> _TASK BRIEF_
Take the material and output all of it exactly.

==== DATA SUPPLIED

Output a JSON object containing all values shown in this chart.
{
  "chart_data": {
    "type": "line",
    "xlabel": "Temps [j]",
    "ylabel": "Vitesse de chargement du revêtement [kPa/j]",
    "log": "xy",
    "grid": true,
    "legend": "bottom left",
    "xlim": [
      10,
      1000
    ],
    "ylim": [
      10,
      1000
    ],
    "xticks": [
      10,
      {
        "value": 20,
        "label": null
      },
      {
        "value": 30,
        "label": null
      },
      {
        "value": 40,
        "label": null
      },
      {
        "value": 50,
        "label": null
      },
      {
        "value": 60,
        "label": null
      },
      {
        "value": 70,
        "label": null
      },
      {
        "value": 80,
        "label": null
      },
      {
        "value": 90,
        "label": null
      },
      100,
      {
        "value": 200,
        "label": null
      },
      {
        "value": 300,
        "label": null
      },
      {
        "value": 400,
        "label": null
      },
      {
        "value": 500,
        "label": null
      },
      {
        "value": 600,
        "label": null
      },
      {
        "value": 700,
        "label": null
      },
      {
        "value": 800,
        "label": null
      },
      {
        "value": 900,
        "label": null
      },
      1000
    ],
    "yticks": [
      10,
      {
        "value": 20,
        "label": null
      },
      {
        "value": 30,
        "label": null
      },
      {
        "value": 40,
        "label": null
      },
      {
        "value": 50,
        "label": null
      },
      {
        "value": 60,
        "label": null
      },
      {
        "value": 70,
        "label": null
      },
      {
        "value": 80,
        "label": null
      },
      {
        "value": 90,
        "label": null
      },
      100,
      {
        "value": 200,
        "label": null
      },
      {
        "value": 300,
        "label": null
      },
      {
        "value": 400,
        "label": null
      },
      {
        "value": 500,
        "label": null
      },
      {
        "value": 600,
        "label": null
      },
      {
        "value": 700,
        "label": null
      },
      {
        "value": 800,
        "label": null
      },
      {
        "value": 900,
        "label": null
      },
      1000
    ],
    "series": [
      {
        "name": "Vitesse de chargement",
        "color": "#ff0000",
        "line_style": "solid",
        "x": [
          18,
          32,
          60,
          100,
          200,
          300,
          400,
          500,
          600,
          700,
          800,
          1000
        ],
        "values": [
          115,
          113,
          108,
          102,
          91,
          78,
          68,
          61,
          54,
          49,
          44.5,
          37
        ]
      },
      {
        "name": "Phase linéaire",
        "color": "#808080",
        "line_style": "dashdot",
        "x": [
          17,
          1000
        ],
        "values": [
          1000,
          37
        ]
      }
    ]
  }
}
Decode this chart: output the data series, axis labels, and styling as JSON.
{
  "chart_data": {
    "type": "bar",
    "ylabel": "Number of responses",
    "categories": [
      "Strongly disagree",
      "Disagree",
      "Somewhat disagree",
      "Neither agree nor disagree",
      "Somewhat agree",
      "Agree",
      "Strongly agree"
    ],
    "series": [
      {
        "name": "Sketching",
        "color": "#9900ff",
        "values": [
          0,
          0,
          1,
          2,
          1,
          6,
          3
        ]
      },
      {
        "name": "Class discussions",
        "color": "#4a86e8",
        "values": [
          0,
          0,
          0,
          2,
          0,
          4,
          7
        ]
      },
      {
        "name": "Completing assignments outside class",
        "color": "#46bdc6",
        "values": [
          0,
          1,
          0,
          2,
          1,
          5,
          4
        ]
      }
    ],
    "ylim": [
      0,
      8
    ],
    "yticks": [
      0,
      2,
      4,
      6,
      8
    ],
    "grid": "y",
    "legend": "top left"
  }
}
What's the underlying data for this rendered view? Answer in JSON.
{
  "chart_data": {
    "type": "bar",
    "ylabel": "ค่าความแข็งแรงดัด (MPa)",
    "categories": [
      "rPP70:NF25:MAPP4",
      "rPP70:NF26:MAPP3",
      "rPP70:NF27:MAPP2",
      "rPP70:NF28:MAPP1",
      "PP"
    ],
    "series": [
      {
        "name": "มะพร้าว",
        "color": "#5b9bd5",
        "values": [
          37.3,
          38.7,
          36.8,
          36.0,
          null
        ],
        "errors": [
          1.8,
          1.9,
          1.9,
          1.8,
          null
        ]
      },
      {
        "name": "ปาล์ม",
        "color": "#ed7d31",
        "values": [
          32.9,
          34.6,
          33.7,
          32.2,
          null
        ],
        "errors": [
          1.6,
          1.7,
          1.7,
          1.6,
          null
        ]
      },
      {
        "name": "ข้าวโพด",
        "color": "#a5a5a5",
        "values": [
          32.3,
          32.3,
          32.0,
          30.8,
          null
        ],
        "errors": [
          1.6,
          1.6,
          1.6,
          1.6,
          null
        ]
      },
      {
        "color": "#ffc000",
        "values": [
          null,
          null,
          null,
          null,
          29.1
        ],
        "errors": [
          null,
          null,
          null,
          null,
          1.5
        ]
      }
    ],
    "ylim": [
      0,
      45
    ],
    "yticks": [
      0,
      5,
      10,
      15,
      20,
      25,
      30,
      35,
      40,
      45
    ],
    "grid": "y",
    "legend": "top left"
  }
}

========

> _REPLY TO THE EXERCISE_
Output a JSON object containing all values shown in this chart.
{
  "chart_data": {
    "type": "line",
    "xlabel": "Temps [j]",
    "ylabel": "Vitesse de chargement du revêtement [kPa/j]",
    "log": "xy",
    "grid": true,
    "legend": "bottom left",
    "xlim": [
      10,
      1000
    ],
    "ylim": [
      10,
      1000
    ],
    "xticks": [
      10,
      {
        "value": 20,
        "label": null
      },
      {
        "value": 30,
        "label": null
      },
      {
        "value": 40,
        "label": null
      },
      {
        "value": 50,
        "label": null
      },
      {
        "value": 60,
        "label": null
      },
      {
        "value": 70,
        "label": null
      },
      {
        "value": 80,
        "label": null
      },
      {
        "value": 90,
        "label": null
      },
      100,
      {
        "value": 200,
        "label": null
      },
      {
        "value": 300,
        "label": null
      },
      {
        "value": 400,
        "label": null
      },
      {
        "value": 500,
        "label": null
      },
      {
        "value": 600,
        "label": null
      },
      {
        "value": 700,
        "label": null
      },
      {
        "value": 800,
        "label": null
      },
      {
        "value": 900,
        "label": null
      },
      1000
    ],
    "yticks": [
      10,
      {
        "value": 20,
        "label": null
      },
      {
        "value": 30,
        "label": null
      },
      {
        "value": 40,
        "label": null
      },
      {
        "value": 50,
        "label": null
      },
      {
        "value": 60,
        "label": null
      },
      {
        "value": 70,
        "label": null
      },
      {
        "value": 80,
        "label": null
      },
      {
        "value": 90,
        "label": null
      },
      100,
      {
        "value": 200,
        "label": null
      },
      {
        "value": 300,
        "label": null
      },
      {
        "value": 400,
        "label": null
      },
      {
        "value": 500,
        "label": null
      },
      {
        "value": 600,
        "label": null
      },
      {
        "value": 700,
        "label": null
      },
      {
        "value": 800,
        "label": null
      },
      {
        "value": 900,
        "label": null
      },
      1000
    ],
    "series": [
      {
        "name": "Vitesse de chargement",
        "color": "#ff0000",
        "line_style": "solid",
        "x": [
          18,
          32,
          60,
          100,
          200,
          300,
          400,
          500,
          600,
          700,
          800,
          1000
        ],
        "values": [
          115,
          113,
          108,
          102,
          91,
          78,
          68,
          61,
          54,
          49,
          44.5,
          37
        ]
      },
      {
        "name": "Phase linéaire",
        "color": "#808080",
        "line_style": "dashdot",
        "x": [
          17,
          1000
        ],
        "values": [
          1000,
          37
        ]
      }
    ]
  }
}
Decode this chart: output the data series, axis labels, and styling as JSON.
{
  "chart_data": {
    "type": "bar",
    "ylabel": "Number of responses",
    "categories": [
      "Strongly disagree",
      "Disagree",
      "Somewhat disagree",
      "Neither agree nor disagree",
      "Somewhat agree",
      "Agree",
      "Strongly agree"
    ],
    "series": [
      {
        "name": "Sketching",
        "color": "#9900ff",
        "values": [
          0,
          0,
          1,
          2,
          1,
          6,
          3
        ]
      },
      {
        "name": "Class discussions",
        "color": "#4a86e8",
        "values": [
          0,
          0,
          0,
          2,
          0,
          4,
          7
        ]
      },
      {
        "name": "Completing assignments outside class",
        "color": "#46bdc6",
        "values": [
          0,
          1,
          0,
          2,
          1,
          5,
          4
        ]
      }
    ],
    "ylim": [
      0,
      8
    ],
    "yticks": [
      0,
      2,
      4,
      6,
      8
    ],
    "grid": "y",
    "legend": "top left"
  }
}
What's the underlying data for this rendered view? Answer in JSON.
{
  "chart_data": {
    "type": "bar",
    "ylabel": "ค่าความแข็งแรงดัด (MPa)",
    "categories": [
      "rPP70:NF25:MAPP4",
      "rPP70:NF26:MAPP3",
      "rPP70:NF27:MAPP2",
      "rPP70:NF28:MAPP1",
      "PP"
    ],
    "series": [
      {
        "name": "มะพร้าว",
        "color": "#5b9bd5",
        "values": [
          37.3,
          38.7,
          36.8,
          36.0,
          null
        ],
        "errors": [
          1.8,
          1.9,
          1.9,
          1.8,
          null
        ]
      },
      {
        "name": "ปาล์ม",
        "color": "#ed7d31",
        "values": [
          32.9,
          34.6,
          33.7,
          32.2,
          null
        ],
        "errors": [
          1.6,
          1.7,
          1.7,
          1.6,
          null
        ]
      },
      {
        "name": "ข้าวโพด",
        "color": "#a5a5a5",
        "values": [
          32.3,
          32.3,
          32.0,
          30.8,
          null
        ],
        "errors": [
          1.6,
          1.6,
          1.6,
          1.6,
          null
        ]
      },
      {
        "color": "#ffc000",
        "values": [
          null,
          null,
          null,
          null,
          29.1
        ],
        "errors": [
          null,
          null,
          null,
          null,
          1.5
        ]
      }
    ],
    "ylim": [
      0,
      45
    ],
    "yticks": [
      0,
      5,
      10,
      15,
      20,
      25,
      30,
      35,
      40,
      45
    ],
    "grid": "y",
    "legend": "top left"
  }
}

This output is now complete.